Goal
Find and copy lines holding "selected".

Source records

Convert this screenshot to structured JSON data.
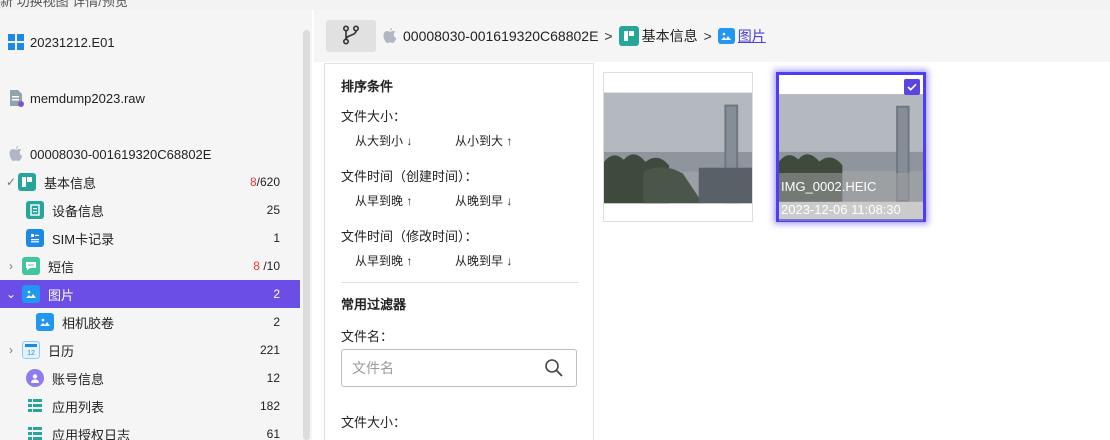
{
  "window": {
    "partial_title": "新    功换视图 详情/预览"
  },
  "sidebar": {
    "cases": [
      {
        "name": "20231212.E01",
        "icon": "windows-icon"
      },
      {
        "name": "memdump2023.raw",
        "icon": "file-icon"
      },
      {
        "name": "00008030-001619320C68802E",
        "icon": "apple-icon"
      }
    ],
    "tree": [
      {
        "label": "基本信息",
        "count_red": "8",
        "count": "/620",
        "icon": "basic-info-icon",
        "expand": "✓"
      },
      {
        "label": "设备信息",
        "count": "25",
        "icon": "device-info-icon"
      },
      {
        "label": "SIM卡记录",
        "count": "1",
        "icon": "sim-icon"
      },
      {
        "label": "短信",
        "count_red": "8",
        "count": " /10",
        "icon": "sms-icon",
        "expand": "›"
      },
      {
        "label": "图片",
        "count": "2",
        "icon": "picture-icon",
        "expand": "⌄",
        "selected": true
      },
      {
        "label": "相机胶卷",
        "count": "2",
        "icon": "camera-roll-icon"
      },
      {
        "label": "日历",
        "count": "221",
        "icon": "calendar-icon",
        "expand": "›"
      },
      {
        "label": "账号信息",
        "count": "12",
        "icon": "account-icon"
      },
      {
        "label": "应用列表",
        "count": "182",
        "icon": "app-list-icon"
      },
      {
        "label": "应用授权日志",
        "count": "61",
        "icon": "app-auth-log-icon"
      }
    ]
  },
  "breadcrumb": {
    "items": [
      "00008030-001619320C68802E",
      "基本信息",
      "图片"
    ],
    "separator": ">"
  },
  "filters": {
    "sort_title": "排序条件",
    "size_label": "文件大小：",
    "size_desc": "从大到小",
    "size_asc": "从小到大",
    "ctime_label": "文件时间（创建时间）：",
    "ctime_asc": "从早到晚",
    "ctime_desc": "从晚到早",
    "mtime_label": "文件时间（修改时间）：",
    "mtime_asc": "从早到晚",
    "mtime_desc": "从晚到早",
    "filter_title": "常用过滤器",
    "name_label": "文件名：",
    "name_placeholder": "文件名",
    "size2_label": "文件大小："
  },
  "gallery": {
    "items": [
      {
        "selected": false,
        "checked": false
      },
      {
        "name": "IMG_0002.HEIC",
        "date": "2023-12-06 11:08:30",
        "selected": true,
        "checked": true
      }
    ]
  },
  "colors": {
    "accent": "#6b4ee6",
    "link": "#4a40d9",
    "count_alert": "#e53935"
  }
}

Task answer
        "selected": true
        "selected": false,
        "selected": true,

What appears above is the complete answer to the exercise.